Entries provided:
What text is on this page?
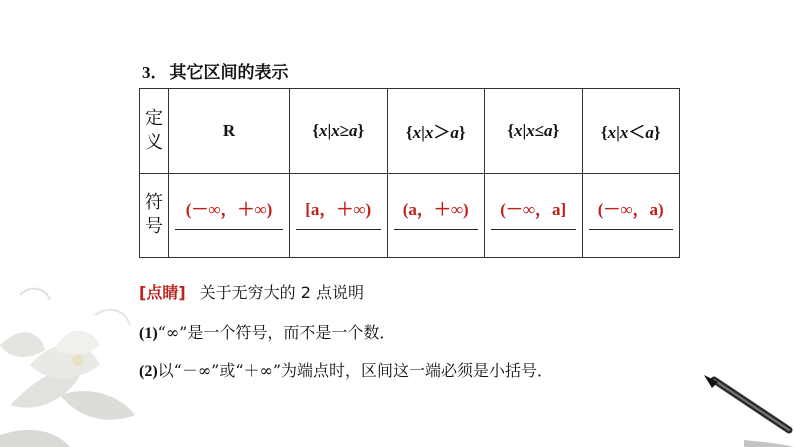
3． 其它区间的表示
定
义	R	{x|x≥a}	{x|x＞a}	{x|x≤a}	{x|x＜a}

符
号	(－∞，＋∞)	[a，＋∞)	(a，＋∞)	(－∞，a]	(－∞，a)
[点睛] 关于无穷大的 2 点说明
(1)“∞”是一个符号，而不是一个数．
(2)以“－∞”或“＋∞”为端点时，区间这一端必须是小括号．
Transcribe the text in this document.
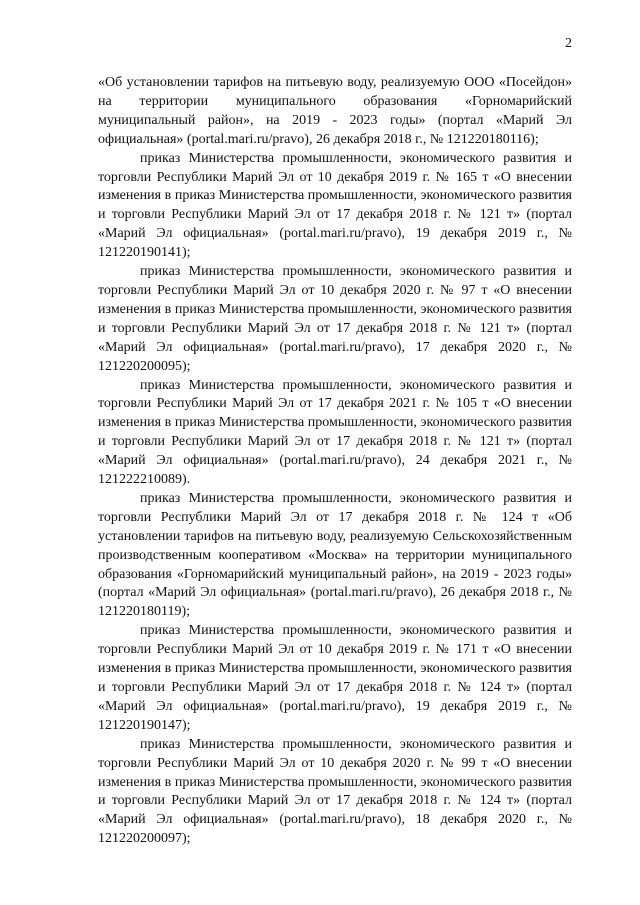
2

«Об установлении тарифов на питьевую воду, реализуемую ООО «Посейдон» на территории муниципального образования «Горномарийский муниципальный район», на 2019 - 2023 годы» (портал «Марий Эл официальная» (portal.mari.ru/pravo), 26 декабря 2018 г., № 121220180116);

приказ Министерства промышленности, экономического развития и торговли Республики Марий Эл от 10 декабря 2019 г. № 165 т «О внесении изменения в приказ Министерства промышленности, экономического развития и торговли Республики Марий Эл от 17 декабря 2018 г. № 121 т» (портал «Марий Эл официальная» (portal.mari.ru/pravo), 19 декабря 2019 г., № 121220190141);

приказ Министерства промышленности, экономического развития и торговли Республики Марий Эл от 10 декабря 2020 г. № 97 т «О внесении изменения в приказ Министерства промышленности, экономического развития и торговли Республики Марий Эл от 17 декабря 2018 г. № 121 т» (портал «Марий Эл официальная» (portal.mari.ru/pravo), 17 декабря 2020 г., № 121220200095);

приказ Министерства промышленности, экономического развития и торговли Республики Марий Эл от 17 декабря 2021 г. № 105 т «О внесении изменения в приказ Министерства промышленности, экономического развития и торговли Республики Марий Эл от 17 декабря 2018 г. № 121 т» (портал «Марий Эл официальная» (portal.mari.ru/pravo), 24 декабря 2021 г., № 121222210089).

приказ Министерства промышленности, экономического развития и торговли Республики Марий Эл от 17 декабря 2018 г. № 124 т «Об установлении тарифов на питьевую воду, реализуемую Сельскохозяйственным производственным кооперативом «Москва» на территории муниципального образования «Горномарийский муниципальный район», на 2019 - 2023 годы» (портал «Марий Эл официальная» (portal.mari.ru/pravo), 26 декабря 2018 г., № 121220180119);

приказ Министерства промышленности, экономического развития и торговли Республики Марий Эл от 10 декабря 2019 г. № 171 т «О внесении изменения в приказ Министерства промышленности, экономического развития и торговли Республики Марий Эл от 17 декабря 2018 г. № 124 т» (портал «Марий Эл официальная» (portal.mari.ru/pravo), 19 декабря 2019 г., № 121220190147);

приказ Министерства промышленности, экономического развития и торговли Республики Марий Эл от 10 декабря 2020 г. № 99 т «О внесении изменения в приказ Министерства промышленности, экономического развития и торговли Республики Марий Эл от 17 декабря 2018 г. № 124 т» (портал «Марий Эл официальная» (portal.mari.ru/pravo), 18 декабря 2020 г., № 121220200097);
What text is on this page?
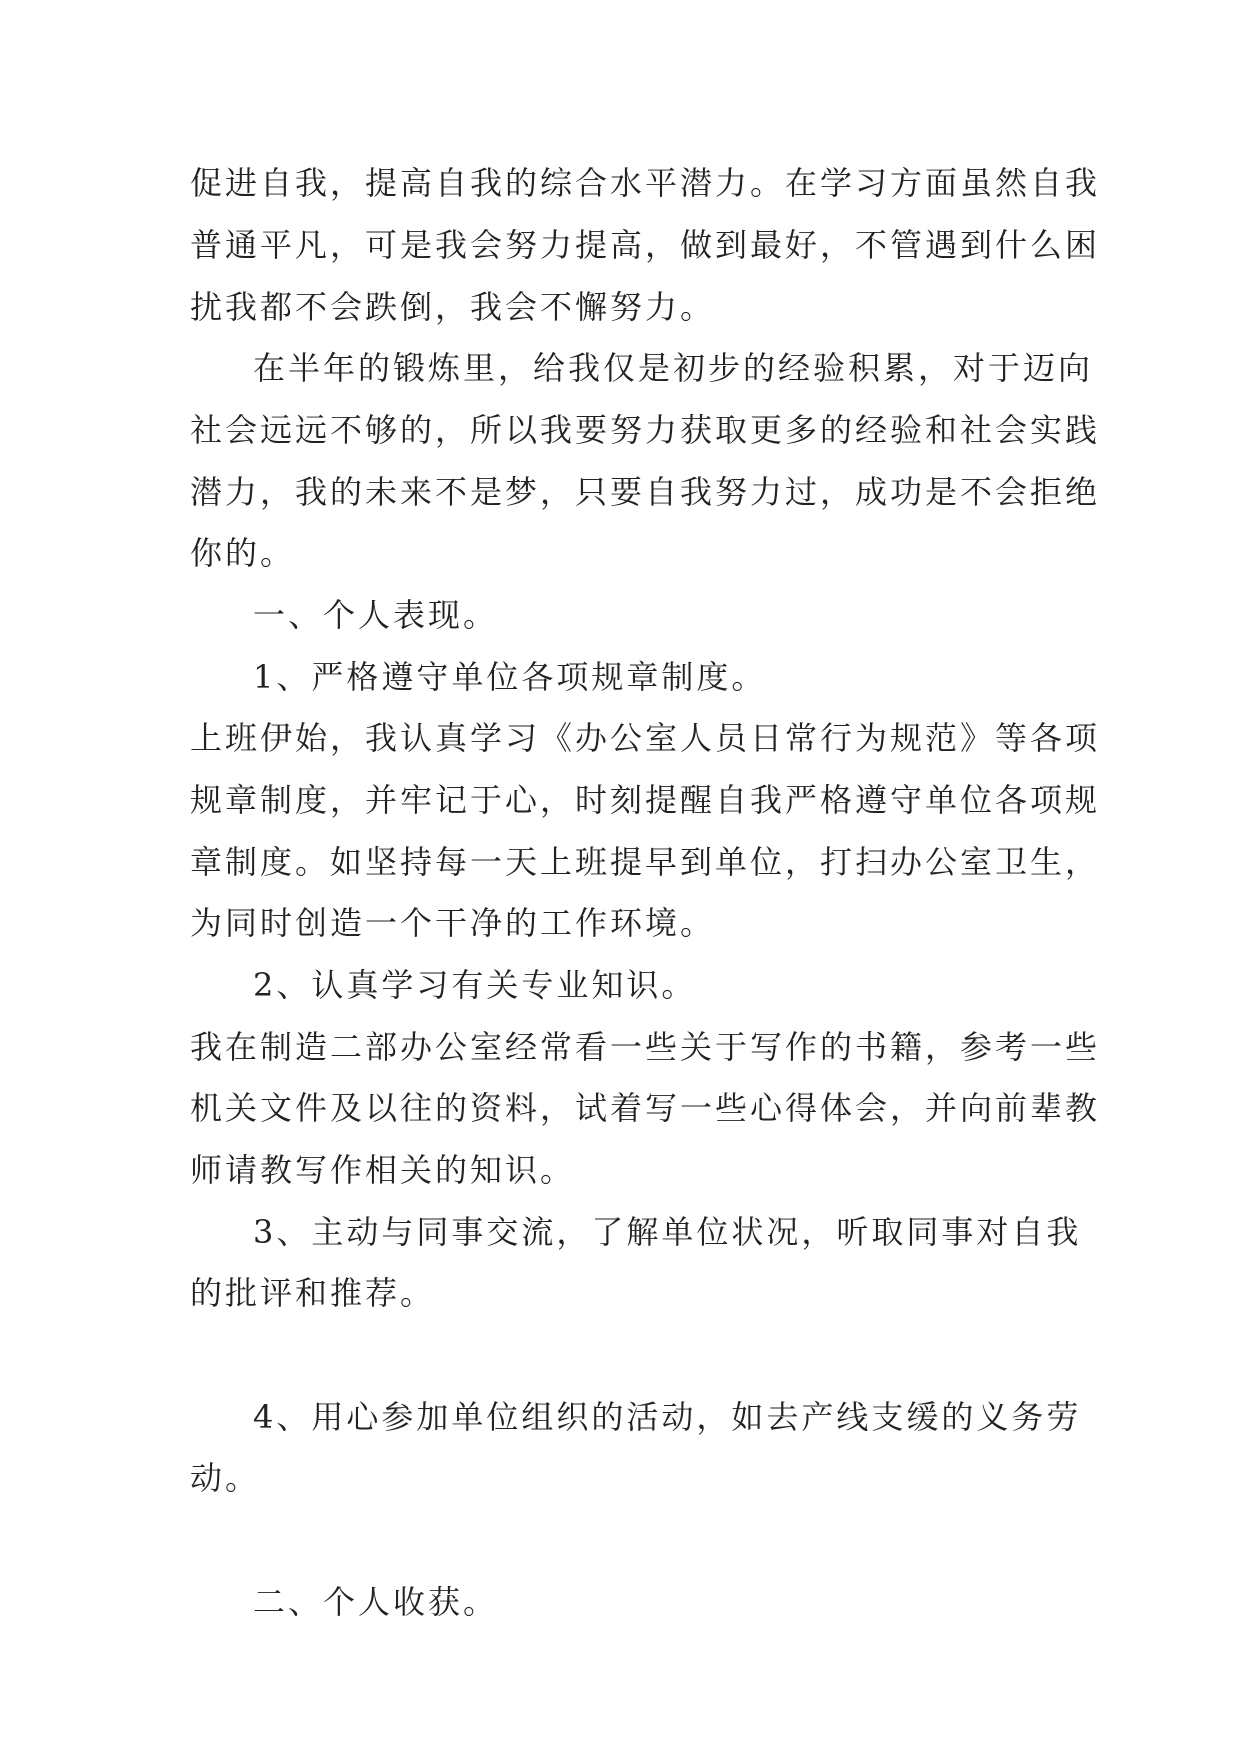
促进自我，提高自我的综合水平潜力。在学习方面虽然自我

普通平凡，可是我会努力提高，做到最好，不管遇到什么困

扰我都不会跌倒，我会不懈努力。

在半年的锻炼里，给我仅是初步的经验积累，对于迈向

社会远远不够的，所以我要努力获取更多的经验和社会实践

潜力，我的未来不是梦，只要自我努力过，成功是不会拒绝

你的。

一、个人表现。

1、严格遵守单位各项规章制度。

上班伊始，我认真学习《办公室人员日常行为规范》等各项

规章制度，并牢记于心，时刻提醒自我严格遵守单位各项规

章制度。如坚持每一天上班提早到单位，打扫办公室卫生，

为同时创造一个干净的工作环境。

2、认真学习有关专业知识。

我在制造二部办公室经常看一些关于写作的书籍，参考一些

机关文件及以往的资料，试着写一些心得体会，并向前辈教

师请教写作相关的知识。

3、主动与同事交流，了解单位状况，听取同事对自我

的批评和推荐。

4、用心参加单位组织的活动，如去产线支缓的义务劳

动。

二、个人收获。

Directive: Write every record out again exactly; no pictures belong in the copy.

Response to the task:
What text is on this page?
3． 其它区间的表示
定
义	R	{x|x≥a}	{x|x＞a}	{x|x≤a}	{x|x＜a}

符
号	(－∞，＋∞)	[a，＋∞)	(a，＋∞)	(－∞，a]	(－∞，a)
[点睛] 关于无穷大的 2 点说明
(1)“∞”是一个符号，而不是一个数．
(2)以“－∞”或“＋∞”为端点时，区间这一端必须是小括号．
Transcribe the text in this document.
2

«Об установлении тарифов на питьевую воду, реализуемую ООО «Посейдон» на территории муниципального образования «Горномарийский муниципальный район», на 2019 - 2023 годы» (портал «Марий Эл официальная» (portal.mari.ru/pravo), 26 декабря 2018 г., № 121220180116);

приказ Министерства промышленности, экономического развития и торговли Республики Марий Эл от 10 декабря 2019 г. № 165 т «О внесении изменения в приказ Министерства промышленности, экономического развития и торговли Республики Марий Эл от 17 декабря 2018 г. № 121 т» (портал «Марий Эл официальная» (portal.mari.ru/pravo), 19 декабря 2019 г., № 121220190141);

приказ Министерства промышленности, экономического развития и торговли Республики Марий Эл от 10 декабря 2020 г. № 97 т «О внесении изменения в приказ Министерства промышленности, экономического развития и торговли Республики Марий Эл от 17 декабря 2018 г. № 121 т» (портал «Марий Эл официальная» (portal.mari.ru/pravo), 17 декабря 2020 г., № 121220200095);

приказ Министерства промышленности, экономического развития и торговли Республики Марий Эл от 17 декабря 2021 г. № 105 т «О внесении изменения в приказ Министерства промышленности, экономического развития и торговли Республики Марий Эл от 17 декабря 2018 г. № 121 т» (портал «Марий Эл официальная» (portal.mari.ru/pravo), 24 декабря 2021 г., № 121222210089).

приказ Министерства промышленности, экономического развития и торговли Республики Марий Эл от 17 декабря 2018 г. № 124 т «Об установлении тарифов на питьевую воду, реализуемую Сельскохозяйственным производственным кооперативом «Москва» на территории муниципального образования «Горномарийский муниципальный район», на 2019 - 2023 годы» (портал «Марий Эл официальная» (portal.mari.ru/pravo), 26 декабря 2018 г., № 121220180119);

приказ Министерства промышленности, экономического развития и торговли Республики Марий Эл от 10 декабря 2019 г. № 171 т «О внесении изменения в приказ Министерства промышленности, экономического развития и торговли Республики Марий Эл от 17 декабря 2018 г. № 124 т» (портал «Марий Эл официальная» (portal.mari.ru/pravo), 19 декабря 2019 г., № 121220190147);

приказ Министерства промышленности, экономического развития и торговли Республики Марий Эл от 10 декабря 2020 г. № 99 т «О внесении изменения в приказ Министерства промышленности, экономического развития и торговли Республики Марий Эл от 17 декабря 2018 г. № 124 т» (портал «Марий Эл официальная» (portal.mari.ru/pravo), 18 декабря 2020 г., № 121220200097);
What text is on this page?
促进自我，提高自我的综合水平潜力。在学习方面虽然自我

普通平凡，可是我会努力提高，做到最好，不管遇到什么困

扰我都不会跌倒，我会不懈努力。

在半年的锻炼里，给我仅是初步的经验积累，对于迈向

社会远远不够的，所以我要努力获取更多的经验和社会实践

潜力，我的未来不是梦，只要自我努力过，成功是不会拒绝

你的。

一、个人表现。

1、严格遵守单位各项规章制度。

上班伊始，我认真学习《办公室人员日常行为规范》等各项

规章制度，并牢记于心，时刻提醒自我严格遵守单位各项规

章制度。如坚持每一天上班提早到单位，打扫办公室卫生，

为同时创造一个干净的工作环境。

2、认真学习有关专业知识。

我在制造二部办公室经常看一些关于写作的书籍，参考一些

机关文件及以往的资料，试着写一些心得体会，并向前辈教

师请教写作相关的知识。

3、主动与同事交流，了解单位状况，听取同事对自我

的批评和推荐。

4、用心参加单位组织的活动，如去产线支缓的义务劳

动。

二、个人收获。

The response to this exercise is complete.